_Task statement_
Take the data below and repeat it exactly.

- - - -

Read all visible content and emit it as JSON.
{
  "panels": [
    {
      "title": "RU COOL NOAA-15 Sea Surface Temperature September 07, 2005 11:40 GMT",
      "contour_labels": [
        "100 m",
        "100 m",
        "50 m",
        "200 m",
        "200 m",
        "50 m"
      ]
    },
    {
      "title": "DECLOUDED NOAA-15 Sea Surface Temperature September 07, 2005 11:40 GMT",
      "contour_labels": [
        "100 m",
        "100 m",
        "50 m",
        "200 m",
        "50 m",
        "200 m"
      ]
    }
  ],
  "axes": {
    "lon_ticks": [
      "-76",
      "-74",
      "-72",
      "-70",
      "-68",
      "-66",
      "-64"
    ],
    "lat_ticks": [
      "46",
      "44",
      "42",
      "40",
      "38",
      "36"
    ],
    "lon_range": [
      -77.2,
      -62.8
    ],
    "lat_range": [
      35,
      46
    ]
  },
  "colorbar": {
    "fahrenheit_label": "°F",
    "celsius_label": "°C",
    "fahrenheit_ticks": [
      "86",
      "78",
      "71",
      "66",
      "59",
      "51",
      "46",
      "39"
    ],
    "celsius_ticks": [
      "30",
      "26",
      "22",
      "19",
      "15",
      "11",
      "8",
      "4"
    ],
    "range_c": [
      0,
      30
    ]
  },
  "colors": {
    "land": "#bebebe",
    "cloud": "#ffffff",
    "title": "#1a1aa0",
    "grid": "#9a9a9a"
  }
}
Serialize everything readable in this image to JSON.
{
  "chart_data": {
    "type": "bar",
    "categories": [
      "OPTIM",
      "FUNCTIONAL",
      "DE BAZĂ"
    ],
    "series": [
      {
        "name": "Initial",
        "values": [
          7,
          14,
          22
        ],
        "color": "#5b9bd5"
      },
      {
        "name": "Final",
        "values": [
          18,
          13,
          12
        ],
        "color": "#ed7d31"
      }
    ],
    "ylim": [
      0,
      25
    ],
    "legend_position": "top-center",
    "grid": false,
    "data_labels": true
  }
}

- - - -

_Response to this exercise_
Read all visible content and emit it as JSON.
{
  "panels": [
    {
      "title": "RU COOL NOAA-15 Sea Surface Temperature September 07, 2005 11:40 GMT",
      "contour_labels": [
        "100 m",
        "100 m",
        "50 m",
        "200 m",
        "200 m",
        "50 m"
      ]
    },
    {
      "title": "DECLOUDED NOAA-15 Sea Surface Temperature September 07, 2005 11:40 GMT",
      "contour_labels": [
        "100 m",
        "100 m",
        "50 m",
        "200 m",
        "50 m",
        "200 m"
      ]
    }
  ],
  "axes": {
    "lon_ticks": [
      "-76",
      "-74",
      "-72",
      "-70",
      "-68",
      "-66",
      "-64"
    ],
    "lat_ticks": [
      "46",
      "44",
      "42",
      "40",
      "38",
      "36"
    ],
    "lon_range": [
      -77.2,
      -62.8
    ],
    "lat_range": [
      35,
      46
    ]
  },
  "colorbar": {
    "fahrenheit_label": "°F",
    "celsius_label": "°C",
    "fahrenheit_ticks": [
      "86",
      "78",
      "71",
      "66",
      "59",
      "51",
      "46",
      "39"
    ],
    "celsius_ticks": [
      "30",
      "26",
      "22",
      "19",
      "15",
      "11",
      "8",
      "4"
    ],
    "range_c": [
      0,
      30
    ]
  },
  "colors": {
    "land": "#bebebe",
    "cloud": "#ffffff",
    "title": "#1a1aa0",
    "grid": "#9a9a9a"
  }
}
Serialize everything readable in this image to JSON.
{
  "chart_data": {
    "type": "bar",
    "categories": [
      "OPTIM",
      "FUNCTIONAL",
      "DE BAZĂ"
    ],
    "series": [
      {
        "name": "Initial",
        "values": [
          7,
          14,
          22
        ],
        "color": "#5b9bd5"
      },
      {
        "name": "Final",
        "values": [
          18,
          13,
          12
        ],
        "color": "#ed7d31"
      }
    ],
    "ylim": [
      0,
      25
    ],
    "legend_position": "top-center",
    "grid": false,
    "data_labels": true
  }
}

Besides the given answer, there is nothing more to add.